- [Task]:
Transcribe the full listing below exactly.

(Raw records)
** BEGIN **
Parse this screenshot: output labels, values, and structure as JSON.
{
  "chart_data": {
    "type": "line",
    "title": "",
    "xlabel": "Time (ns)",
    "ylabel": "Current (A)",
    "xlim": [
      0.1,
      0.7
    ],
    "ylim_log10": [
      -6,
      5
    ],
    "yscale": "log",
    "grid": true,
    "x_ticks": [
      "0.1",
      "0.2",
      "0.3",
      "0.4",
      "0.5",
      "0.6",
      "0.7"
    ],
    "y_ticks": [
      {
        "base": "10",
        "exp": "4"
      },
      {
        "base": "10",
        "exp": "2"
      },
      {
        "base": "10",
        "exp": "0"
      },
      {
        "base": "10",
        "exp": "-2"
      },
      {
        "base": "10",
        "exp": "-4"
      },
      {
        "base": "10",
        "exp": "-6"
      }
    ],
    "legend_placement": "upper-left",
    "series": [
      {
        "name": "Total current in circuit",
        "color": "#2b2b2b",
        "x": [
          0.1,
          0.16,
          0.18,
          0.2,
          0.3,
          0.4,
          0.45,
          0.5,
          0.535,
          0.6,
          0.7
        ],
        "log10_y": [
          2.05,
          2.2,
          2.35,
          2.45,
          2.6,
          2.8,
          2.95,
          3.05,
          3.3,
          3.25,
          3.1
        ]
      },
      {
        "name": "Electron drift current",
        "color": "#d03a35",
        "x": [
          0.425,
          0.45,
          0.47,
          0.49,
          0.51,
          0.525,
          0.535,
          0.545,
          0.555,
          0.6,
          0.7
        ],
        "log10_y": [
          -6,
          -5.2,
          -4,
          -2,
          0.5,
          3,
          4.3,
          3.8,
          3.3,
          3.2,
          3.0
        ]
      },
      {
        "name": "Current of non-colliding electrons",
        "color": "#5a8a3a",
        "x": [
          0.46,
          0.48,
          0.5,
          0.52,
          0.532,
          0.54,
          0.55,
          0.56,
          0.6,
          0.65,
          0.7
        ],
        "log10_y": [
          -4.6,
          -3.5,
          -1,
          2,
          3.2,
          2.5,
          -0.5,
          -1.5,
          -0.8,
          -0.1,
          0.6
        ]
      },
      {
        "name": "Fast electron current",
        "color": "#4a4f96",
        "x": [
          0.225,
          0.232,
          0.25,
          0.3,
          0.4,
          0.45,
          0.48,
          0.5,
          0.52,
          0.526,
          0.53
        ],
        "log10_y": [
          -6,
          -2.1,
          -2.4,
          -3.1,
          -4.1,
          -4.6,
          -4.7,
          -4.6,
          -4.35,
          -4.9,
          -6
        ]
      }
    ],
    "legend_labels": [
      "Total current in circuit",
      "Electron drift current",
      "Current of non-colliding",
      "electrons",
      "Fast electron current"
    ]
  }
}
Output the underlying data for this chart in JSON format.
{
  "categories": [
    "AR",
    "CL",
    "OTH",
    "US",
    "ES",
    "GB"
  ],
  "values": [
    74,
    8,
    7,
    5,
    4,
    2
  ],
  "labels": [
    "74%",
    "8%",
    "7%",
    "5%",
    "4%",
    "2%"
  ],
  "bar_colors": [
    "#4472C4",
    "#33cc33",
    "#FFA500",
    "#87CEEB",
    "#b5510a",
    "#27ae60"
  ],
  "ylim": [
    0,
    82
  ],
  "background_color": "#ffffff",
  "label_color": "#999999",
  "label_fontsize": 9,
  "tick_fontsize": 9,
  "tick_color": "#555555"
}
** END **
- [Result]:
Parse this screenshot: output labels, values, and structure as JSON.
{
  "chart_data": {
    "type": "line",
    "title": "",
    "xlabel": "Time (ns)",
    "ylabel": "Current (A)",
    "xlim": [
      0.1,
      0.7
    ],
    "ylim_log10": [
      -6,
      5
    ],
    "yscale": "log",
    "grid": true,
    "x_ticks": [
      "0.1",
      "0.2",
      "0.3",
      "0.4",
      "0.5",
      "0.6",
      "0.7"
    ],
    "y_ticks": [
      {
        "base": "10",
        "exp": "4"
      },
      {
        "base": "10",
        "exp": "2"
      },
      {
        "base": "10",
        "exp": "0"
      },
      {
        "base": "10",
        "exp": "-2"
      },
      {
        "base": "10",
        "exp": "-4"
      },
      {
        "base": "10",
        "exp": "-6"
      }
    ],
    "legend_placement": "upper-left",
    "series": [
      {
        "name": "Total current in circuit",
        "color": "#2b2b2b",
        "x": [
          0.1,
          0.16,
          0.18,
          0.2,
          0.3,
          0.4,
          0.45,
          0.5,
          0.535,
          0.6,
          0.7
        ],
        "log10_y": [
          2.05,
          2.2,
          2.35,
          2.45,
          2.6,
          2.8,
          2.95,
          3.05,
          3.3,
          3.25,
          3.1
        ]
      },
      {
        "name": "Electron drift current",
        "color": "#d03a35",
        "x": [
          0.425,
          0.45,
          0.47,
          0.49,
          0.51,
          0.525,
          0.535,
          0.545,
          0.555,
          0.6,
          0.7
        ],
        "log10_y": [
          -6,
          -5.2,
          -4,
          -2,
          0.5,
          3,
          4.3,
          3.8,
          3.3,
          3.2,
          3.0
        ]
      },
      {
        "name": "Current of non-colliding electrons",
        "color": "#5a8a3a",
        "x": [
          0.46,
          0.48,
          0.5,
          0.52,
          0.532,
          0.54,
          0.55,
          0.56,
          0.6,
          0.65,
          0.7
        ],
        "log10_y": [
          -4.6,
          -3.5,
          -1,
          2,
          3.2,
          2.5,
          -0.5,
          -1.5,
          -0.8,
          -0.1,
          0.6
        ]
      },
      {
        "name": "Fast electron current",
        "color": "#4a4f96",
        "x": [
          0.225,
          0.232,
          0.25,
          0.3,
          0.4,
          0.45,
          0.48,
          0.5,
          0.52,
          0.526,
          0.53
        ],
        "log10_y": [
          -6,
          -2.1,
          -2.4,
          -3.1,
          -4.1,
          -4.6,
          -4.7,
          -4.6,
          -4.35,
          -4.9,
          -6
        ]
      }
    ],
    "legend_labels": [
      "Total current in circuit",
      "Electron drift current",
      "Current of non-colliding",
      "electrons",
      "Fast electron current"
    ]
  }
}
Output the underlying data for this chart in JSON format.
{
  "categories": [
    "AR",
    "CL",
    "OTH",
    "US",
    "ES",
    "GB"
  ],
  "values": [
    74,
    8,
    7,
    5,
    4,
    2
  ],
  "labels": [
    "74%",
    "8%",
    "7%",
    "5%",
    "4%",
    "2%"
  ],
  "bar_colors": [
    "#4472C4",
    "#33cc33",
    "#FFA500",
    "#87CEEB",
    "#b5510a",
    "#27ae60"
  ],
  "ylim": [
    0,
    82
  ],
  "background_color": "#ffffff",
  "label_color": "#999999",
  "label_fontsize": 9,
  "tick_fontsize": 9,
  "tick_color": "#555555"
}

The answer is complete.